▶ _Instructions for the task_:
Write out each line beneath this one exactly as it reads.

▶ _Excerpted data_:
▬▬▬▬▬▬▬▬▬▬

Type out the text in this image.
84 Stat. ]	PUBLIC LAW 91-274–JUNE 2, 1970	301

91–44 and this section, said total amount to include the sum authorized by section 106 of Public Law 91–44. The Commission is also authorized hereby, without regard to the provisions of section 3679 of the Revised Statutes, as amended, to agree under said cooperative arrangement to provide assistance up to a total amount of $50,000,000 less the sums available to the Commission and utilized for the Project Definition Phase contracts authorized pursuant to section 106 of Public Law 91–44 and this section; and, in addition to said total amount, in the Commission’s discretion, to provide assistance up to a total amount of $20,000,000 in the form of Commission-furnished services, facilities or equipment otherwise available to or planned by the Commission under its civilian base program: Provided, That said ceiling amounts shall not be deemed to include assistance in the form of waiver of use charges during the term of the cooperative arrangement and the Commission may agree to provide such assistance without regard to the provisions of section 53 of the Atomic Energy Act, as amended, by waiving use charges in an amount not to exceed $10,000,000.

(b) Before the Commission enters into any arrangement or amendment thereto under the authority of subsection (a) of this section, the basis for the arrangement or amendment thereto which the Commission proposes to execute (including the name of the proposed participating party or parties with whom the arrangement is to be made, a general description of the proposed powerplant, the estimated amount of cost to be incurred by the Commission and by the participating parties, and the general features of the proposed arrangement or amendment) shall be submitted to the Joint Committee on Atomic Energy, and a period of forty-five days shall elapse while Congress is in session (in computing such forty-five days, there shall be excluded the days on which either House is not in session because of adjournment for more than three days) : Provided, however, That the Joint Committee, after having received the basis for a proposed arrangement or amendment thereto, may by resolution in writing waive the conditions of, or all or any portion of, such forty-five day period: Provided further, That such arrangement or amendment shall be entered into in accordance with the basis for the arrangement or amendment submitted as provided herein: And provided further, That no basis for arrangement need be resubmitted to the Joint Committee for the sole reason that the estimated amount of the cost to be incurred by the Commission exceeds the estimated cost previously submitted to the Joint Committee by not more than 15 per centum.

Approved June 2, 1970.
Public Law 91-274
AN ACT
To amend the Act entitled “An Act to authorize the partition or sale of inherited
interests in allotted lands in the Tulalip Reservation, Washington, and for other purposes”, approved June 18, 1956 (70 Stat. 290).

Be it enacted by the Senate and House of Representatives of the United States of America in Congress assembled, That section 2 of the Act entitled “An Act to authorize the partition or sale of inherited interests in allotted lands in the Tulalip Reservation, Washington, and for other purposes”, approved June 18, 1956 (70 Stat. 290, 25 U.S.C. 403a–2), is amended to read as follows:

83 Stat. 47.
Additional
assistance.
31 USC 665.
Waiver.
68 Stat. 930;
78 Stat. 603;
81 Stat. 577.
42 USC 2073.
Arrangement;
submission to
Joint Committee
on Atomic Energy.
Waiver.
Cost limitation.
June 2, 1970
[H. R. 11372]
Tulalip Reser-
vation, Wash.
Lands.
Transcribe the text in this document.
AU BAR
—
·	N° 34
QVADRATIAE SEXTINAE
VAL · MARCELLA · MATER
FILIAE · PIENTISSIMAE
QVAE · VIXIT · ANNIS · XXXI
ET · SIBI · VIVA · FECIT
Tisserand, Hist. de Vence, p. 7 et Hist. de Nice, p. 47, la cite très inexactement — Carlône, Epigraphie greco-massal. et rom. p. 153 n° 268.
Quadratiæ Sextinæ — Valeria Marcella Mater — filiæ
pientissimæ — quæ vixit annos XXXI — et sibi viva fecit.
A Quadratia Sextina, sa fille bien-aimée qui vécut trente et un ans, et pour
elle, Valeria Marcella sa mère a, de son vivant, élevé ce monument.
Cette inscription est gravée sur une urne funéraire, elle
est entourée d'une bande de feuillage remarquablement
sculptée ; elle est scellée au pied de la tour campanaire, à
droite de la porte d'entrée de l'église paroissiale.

▬▬▬▬▬▬▬▬▬▬

▶ _Solution to the problem_:
Type out the text in this image.
84 Stat. ]	PUBLIC LAW 91-274–JUNE 2, 1970	301

91–44 and this section, said total amount to include the sum authorized by section 106 of Public Law 91–44. The Commission is also authorized hereby, without regard to the provisions of section 3679 of the Revised Statutes, as amended, to agree under said cooperative arrangement to provide assistance up to a total amount of $50,000,000 less the sums available to the Commission and utilized for the Project Definition Phase contracts authorized pursuant to section 106 of Public Law 91–44 and this section; and, in addition to said total amount, in the Commission’s discretion, to provide assistance up to a total amount of $20,000,000 in the form of Commission-furnished services, facilities or equipment otherwise available to or planned by the Commission under its civilian base program: Provided, That said ceiling amounts shall not be deemed to include assistance in the form of waiver of use charges during the term of the cooperative arrangement and the Commission may agree to provide such assistance without regard to the provisions of section 53 of the Atomic Energy Act, as amended, by waiving use charges in an amount not to exceed $10,000,000.

(b) Before the Commission enters into any arrangement or amendment thereto under the authority of subsection (a) of this section, the basis for the arrangement or amendment thereto which the Commission proposes to execute (including the name of the proposed participating party or parties with whom the arrangement is to be made, a general description of the proposed powerplant, the estimated amount of cost to be incurred by the Commission and by the participating parties, and the general features of the proposed arrangement or amendment) shall be submitted to the Joint Committee on Atomic Energy, and a period of forty-five days shall elapse while Congress is in session (in computing such forty-five days, there shall be excluded the days on which either House is not in session because of adjournment for more than three days) : Provided, however, That the Joint Committee, after having received the basis for a proposed arrangement or amendment thereto, may by resolution in writing waive the conditions of, or all or any portion of, such forty-five day period: Provided further, That such arrangement or amendment shall be entered into in accordance with the basis for the arrangement or amendment submitted as provided herein: And provided further, That no basis for arrangement need be resubmitted to the Joint Committee for the sole reason that the estimated amount of the cost to be incurred by the Commission exceeds the estimated cost previously submitted to the Joint Committee by not more than 15 per centum.

Approved June 2, 1970.
Public Law 91-274
AN ACT
To amend the Act entitled “An Act to authorize the partition or sale of inherited
interests in allotted lands in the Tulalip Reservation, Washington, and for other purposes”, approved June 18, 1956 (70 Stat. 290).

Be it enacted by the Senate and House of Representatives of the United States of America in Congress assembled, That section 2 of the Act entitled “An Act to authorize the partition or sale of inherited interests in allotted lands in the Tulalip Reservation, Washington, and for other purposes”, approved June 18, 1956 (70 Stat. 290, 25 U.S.C. 403a–2), is amended to read as follows:

83 Stat. 47.
Additional
assistance.
31 USC 665.
Waiver.
68 Stat. 930;
78 Stat. 603;
81 Stat. 577.
42 USC 2073.
Arrangement;
submission to
Joint Committee
on Atomic Energy.
Waiver.
Cost limitation.
June 2, 1970
[H. R. 11372]
Tulalip Reser-
vation, Wash.
Lands.
Transcribe the text in this document.
AU BAR
—
·	N° 34
QVADRATIAE SEXTINAE
VAL · MARCELLA · MATER
FILIAE · PIENTISSIMAE
QVAE · VIXIT · ANNIS · XXXI
ET · SIBI · VIVA · FECIT
Tisserand, Hist. de Vence, p. 7 et Hist. de Nice, p. 47, la cite très inexactement — Carlône, Epigraphie greco-massal. et rom. p. 153 n° 268.
Quadratiæ Sextinæ — Valeria Marcella Mater — filiæ
pientissimæ — quæ vixit annos XXXI — et sibi viva fecit.
A Quadratia Sextina, sa fille bien-aimée qui vécut trente et un ans, et pour
elle, Valeria Marcella sa mère a, de son vivant, élevé ce monument.
Cette inscription est gravée sur une urne funéraire, elle
est entourée d'une bande de feuillage remarquablement
sculptée ; elle est scellée au pied de la tour campanaire, à
droite de la porte d'entrée de l'église paroissiale.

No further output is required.